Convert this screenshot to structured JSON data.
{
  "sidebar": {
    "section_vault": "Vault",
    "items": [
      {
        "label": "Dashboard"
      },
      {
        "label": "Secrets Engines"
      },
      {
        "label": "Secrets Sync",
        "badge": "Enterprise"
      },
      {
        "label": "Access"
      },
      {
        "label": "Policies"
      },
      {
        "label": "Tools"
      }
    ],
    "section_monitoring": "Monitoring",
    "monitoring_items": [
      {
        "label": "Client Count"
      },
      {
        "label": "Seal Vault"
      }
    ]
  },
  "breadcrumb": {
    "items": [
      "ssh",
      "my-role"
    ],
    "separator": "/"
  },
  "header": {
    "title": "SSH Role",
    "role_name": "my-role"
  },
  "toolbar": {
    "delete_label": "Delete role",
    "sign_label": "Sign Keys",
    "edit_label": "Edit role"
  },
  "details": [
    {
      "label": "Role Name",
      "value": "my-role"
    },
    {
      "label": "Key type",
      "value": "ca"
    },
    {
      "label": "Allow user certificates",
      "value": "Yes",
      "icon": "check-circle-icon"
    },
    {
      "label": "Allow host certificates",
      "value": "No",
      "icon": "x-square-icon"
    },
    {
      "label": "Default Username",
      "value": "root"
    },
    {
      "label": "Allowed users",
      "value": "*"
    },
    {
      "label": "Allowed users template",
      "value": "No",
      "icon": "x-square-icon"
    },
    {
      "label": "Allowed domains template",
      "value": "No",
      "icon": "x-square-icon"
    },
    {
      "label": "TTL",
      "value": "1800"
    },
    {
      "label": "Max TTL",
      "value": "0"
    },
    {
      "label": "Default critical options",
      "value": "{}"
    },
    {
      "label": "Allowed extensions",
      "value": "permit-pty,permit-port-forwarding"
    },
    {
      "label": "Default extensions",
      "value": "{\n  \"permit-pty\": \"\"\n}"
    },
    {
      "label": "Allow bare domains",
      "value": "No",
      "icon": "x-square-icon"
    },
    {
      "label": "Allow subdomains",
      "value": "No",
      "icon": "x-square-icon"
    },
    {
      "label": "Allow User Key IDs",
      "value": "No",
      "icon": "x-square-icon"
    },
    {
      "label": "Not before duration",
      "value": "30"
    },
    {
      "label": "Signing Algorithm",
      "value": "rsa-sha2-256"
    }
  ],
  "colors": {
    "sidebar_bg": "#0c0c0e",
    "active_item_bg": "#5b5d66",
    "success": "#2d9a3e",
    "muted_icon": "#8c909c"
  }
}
:::::
Exercise instructions: Repeat all entries. Match them exactly.

Output for this exercise:
Convert this screenshot to structured JSON data.
{
  "sidebar": {
    "section_vault": "Vault",
    "items": [
      {
        "label": "Dashboard"
      },
      {
        "label": "Secrets Engines"
      },
      {
        "label": "Secrets Sync",
        "badge": "Enterprise"
      },
      {
        "label": "Access"
      },
      {
        "label": "Policies"
      },
      {
        "label": "Tools"
      }
    ],
    "section_monitoring": "Monitoring",
    "monitoring_items": [
      {
        "label": "Client Count"
      },
      {
        "label": "Seal Vault"
      }
    ]
  },
  "breadcrumb": {
    "items": [
      "ssh",
      "my-role"
    ],
    "separator": "/"
  },
  "header": {
    "title": "SSH Role",
    "role_name": "my-role"
  },
  "toolbar": {
    "delete_label": "Delete role",
    "sign_label": "Sign Keys",
    "edit_label": "Edit role"
  },
  "details": [
    {
      "label": "Role Name",
      "value": "my-role"
    },
    {
      "label": "Key type",
      "value": "ca"
    },
    {
      "label": "Allow user certificates",
      "value": "Yes",
      "icon": "check-circle-icon"
    },
    {
      "label": "Allow host certificates",
      "value": "No",
      "icon": "x-square-icon"
    },
    {
      "label": "Default Username",
      "value": "root"
    },
    {
      "label": "Allowed users",
      "value": "*"
    },
    {
      "label": "Allowed users template",
      "value": "No",
      "icon": "x-square-icon"
    },
    {
      "label": "Allowed domains template",
      "value": "No",
      "icon": "x-square-icon"
    },
    {
      "label": "TTL",
      "value": "1800"
    },
    {
      "label": "Max TTL",
      "value": "0"
    },
    {
      "label": "Default critical options",
      "value": "{}"
    },
    {
      "label": "Allowed extensions",
      "value": "permit-pty,permit-port-forwarding"
    },
    {
      "label": "Default extensions",
      "value": "{\n  \"permit-pty\": \"\"\n}"
    },
    {
      "label": "Allow bare domains",
      "value": "No",
      "icon": "x-square-icon"
    },
    {
      "label": "Allow subdomains",
      "value": "No",
      "icon": "x-square-icon"
    },
    {
      "label": "Allow User Key IDs",
      "value": "No",
      "icon": "x-square-icon"
    },
    {
      "label": "Not before duration",
      "value": "30"
    },
    {
      "label": "Signing Algorithm",
      "value": "rsa-sha2-256"
    }
  ],
  "colors": {
    "sidebar_bg": "#0c0c0e",
    "active_item_bg": "#5b5d66",
    "success": "#2d9a3e",
    "muted_icon": "#8c909c"
  }
}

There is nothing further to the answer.